▸ WHAT YOU HAVE TO DO
Repeat word for word everything in the records below from the line containing "299, 655, 308]" down to the line containing "422, 348, 490]", including both of those lines.

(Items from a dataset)
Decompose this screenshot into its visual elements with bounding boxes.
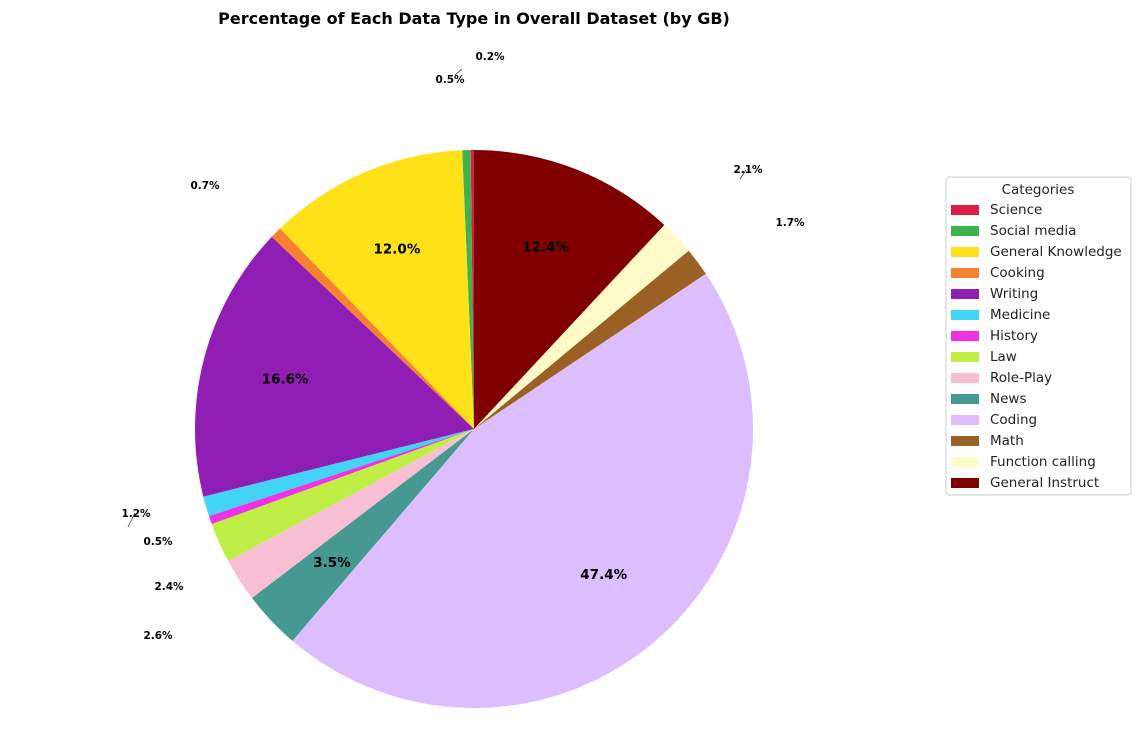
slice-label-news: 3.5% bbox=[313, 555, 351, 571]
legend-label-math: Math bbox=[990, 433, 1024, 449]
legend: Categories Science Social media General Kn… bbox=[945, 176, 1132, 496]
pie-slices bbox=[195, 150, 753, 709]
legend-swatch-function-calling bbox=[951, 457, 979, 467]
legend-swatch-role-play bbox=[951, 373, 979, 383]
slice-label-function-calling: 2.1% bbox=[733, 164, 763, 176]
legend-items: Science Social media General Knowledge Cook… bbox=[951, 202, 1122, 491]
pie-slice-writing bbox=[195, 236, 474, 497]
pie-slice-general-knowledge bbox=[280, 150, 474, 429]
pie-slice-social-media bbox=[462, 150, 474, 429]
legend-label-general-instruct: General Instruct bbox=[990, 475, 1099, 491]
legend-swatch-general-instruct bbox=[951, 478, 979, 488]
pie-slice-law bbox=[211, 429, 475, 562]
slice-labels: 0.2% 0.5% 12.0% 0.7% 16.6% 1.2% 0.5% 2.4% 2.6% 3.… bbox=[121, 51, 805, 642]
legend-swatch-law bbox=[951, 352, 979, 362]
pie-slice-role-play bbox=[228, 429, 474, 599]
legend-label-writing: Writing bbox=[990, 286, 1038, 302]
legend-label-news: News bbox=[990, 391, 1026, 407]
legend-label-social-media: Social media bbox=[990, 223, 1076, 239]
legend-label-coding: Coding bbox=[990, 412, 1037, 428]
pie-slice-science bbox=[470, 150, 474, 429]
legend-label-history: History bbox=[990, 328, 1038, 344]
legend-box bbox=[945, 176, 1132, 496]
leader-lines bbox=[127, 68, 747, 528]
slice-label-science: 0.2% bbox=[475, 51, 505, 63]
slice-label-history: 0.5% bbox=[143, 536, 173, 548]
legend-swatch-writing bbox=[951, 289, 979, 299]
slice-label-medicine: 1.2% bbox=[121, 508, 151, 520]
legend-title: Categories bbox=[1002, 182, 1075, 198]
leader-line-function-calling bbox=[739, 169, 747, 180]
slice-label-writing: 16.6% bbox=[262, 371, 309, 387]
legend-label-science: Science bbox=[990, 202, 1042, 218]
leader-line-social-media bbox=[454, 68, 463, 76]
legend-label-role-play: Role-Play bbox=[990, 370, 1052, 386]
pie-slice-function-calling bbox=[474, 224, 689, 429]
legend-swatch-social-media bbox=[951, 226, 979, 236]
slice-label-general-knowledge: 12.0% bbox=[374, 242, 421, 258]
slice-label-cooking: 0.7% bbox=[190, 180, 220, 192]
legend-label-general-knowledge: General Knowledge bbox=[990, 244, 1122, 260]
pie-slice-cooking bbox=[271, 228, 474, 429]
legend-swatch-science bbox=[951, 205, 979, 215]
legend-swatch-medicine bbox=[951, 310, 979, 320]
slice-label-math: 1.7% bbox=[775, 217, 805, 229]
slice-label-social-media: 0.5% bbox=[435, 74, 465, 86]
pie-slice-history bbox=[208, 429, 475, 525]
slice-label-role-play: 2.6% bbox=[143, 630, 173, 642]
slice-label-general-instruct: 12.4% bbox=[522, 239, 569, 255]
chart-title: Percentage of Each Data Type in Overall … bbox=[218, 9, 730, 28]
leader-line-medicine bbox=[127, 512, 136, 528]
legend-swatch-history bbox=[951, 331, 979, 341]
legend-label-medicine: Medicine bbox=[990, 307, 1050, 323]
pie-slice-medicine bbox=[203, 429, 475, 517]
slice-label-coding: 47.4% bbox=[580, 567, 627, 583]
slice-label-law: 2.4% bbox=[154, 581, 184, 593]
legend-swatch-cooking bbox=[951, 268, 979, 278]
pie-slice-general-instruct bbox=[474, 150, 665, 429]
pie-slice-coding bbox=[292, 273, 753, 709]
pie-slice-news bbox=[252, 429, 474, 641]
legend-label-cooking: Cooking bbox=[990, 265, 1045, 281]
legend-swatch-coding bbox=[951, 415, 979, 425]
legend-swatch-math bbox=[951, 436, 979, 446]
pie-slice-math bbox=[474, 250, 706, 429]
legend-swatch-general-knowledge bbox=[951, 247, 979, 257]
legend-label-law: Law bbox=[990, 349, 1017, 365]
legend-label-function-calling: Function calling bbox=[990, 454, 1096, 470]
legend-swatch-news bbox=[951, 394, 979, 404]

--

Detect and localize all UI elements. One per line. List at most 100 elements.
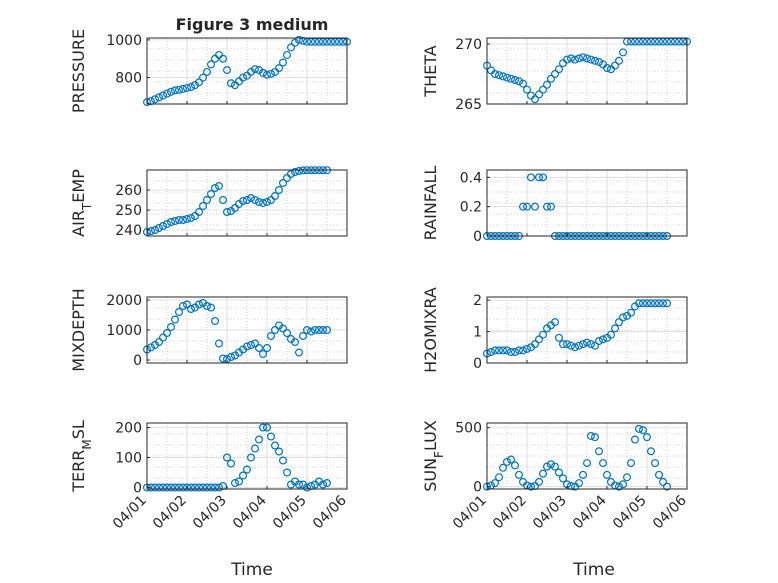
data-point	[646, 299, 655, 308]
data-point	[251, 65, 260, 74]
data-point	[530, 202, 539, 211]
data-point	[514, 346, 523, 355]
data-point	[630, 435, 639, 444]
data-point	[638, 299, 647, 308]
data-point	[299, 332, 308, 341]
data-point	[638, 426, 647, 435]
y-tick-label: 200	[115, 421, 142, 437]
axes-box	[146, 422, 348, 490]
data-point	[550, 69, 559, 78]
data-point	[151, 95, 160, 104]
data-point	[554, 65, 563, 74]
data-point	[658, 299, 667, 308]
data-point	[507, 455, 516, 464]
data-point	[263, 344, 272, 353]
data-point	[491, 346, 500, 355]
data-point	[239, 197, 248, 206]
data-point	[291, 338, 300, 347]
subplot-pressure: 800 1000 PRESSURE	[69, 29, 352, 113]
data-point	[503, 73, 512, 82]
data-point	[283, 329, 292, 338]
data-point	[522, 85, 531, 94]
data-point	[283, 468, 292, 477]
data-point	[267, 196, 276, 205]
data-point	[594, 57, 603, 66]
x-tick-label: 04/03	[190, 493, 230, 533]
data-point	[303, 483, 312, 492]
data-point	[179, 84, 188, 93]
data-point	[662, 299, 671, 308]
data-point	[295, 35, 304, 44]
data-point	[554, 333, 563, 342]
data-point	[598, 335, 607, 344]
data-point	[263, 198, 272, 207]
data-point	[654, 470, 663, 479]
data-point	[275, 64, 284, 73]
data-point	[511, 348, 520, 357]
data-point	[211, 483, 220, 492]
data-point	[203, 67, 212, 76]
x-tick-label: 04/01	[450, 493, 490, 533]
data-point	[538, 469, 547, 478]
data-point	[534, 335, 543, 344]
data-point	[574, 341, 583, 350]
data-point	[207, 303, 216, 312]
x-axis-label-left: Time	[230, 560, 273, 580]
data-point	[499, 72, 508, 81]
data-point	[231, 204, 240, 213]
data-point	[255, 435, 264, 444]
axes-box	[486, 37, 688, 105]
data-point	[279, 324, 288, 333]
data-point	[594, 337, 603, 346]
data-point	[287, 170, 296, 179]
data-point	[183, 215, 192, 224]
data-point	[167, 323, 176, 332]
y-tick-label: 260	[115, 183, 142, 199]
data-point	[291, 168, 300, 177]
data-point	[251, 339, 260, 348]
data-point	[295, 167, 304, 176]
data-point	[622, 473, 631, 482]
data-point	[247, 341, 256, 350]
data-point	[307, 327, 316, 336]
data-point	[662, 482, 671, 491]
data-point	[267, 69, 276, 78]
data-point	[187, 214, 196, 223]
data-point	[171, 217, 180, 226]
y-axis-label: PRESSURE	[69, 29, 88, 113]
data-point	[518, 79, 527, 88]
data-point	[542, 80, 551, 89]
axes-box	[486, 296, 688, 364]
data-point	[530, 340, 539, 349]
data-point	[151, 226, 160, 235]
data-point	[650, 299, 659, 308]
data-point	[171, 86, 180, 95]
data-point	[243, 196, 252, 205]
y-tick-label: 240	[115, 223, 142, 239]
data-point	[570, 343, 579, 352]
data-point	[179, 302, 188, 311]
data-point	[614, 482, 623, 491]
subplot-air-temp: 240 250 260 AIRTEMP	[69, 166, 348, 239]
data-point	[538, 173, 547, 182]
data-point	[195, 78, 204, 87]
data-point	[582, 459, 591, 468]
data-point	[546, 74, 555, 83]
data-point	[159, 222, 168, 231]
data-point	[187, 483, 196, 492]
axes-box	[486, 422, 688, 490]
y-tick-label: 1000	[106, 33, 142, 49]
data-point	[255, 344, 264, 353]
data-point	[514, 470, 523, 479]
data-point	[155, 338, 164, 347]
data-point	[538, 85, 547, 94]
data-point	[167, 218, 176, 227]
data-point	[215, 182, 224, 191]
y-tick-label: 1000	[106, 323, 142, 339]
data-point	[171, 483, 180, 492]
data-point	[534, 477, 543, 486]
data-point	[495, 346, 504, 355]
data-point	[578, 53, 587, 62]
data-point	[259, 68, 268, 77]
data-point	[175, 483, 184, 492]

▸ ANSWER TO THE PROBLEM
data-point	[646, 299, 655, 308]
data-point	[251, 65, 260, 74]
data-point	[530, 202, 539, 211]
data-point	[514, 346, 523, 355]
data-point	[630, 435, 639, 444]
data-point	[638, 299, 647, 308]
data-point	[299, 332, 308, 341]
data-point	[638, 426, 647, 435]
y-tick-label: 200	[115, 421, 142, 437]
axes-box	[146, 422, 348, 490]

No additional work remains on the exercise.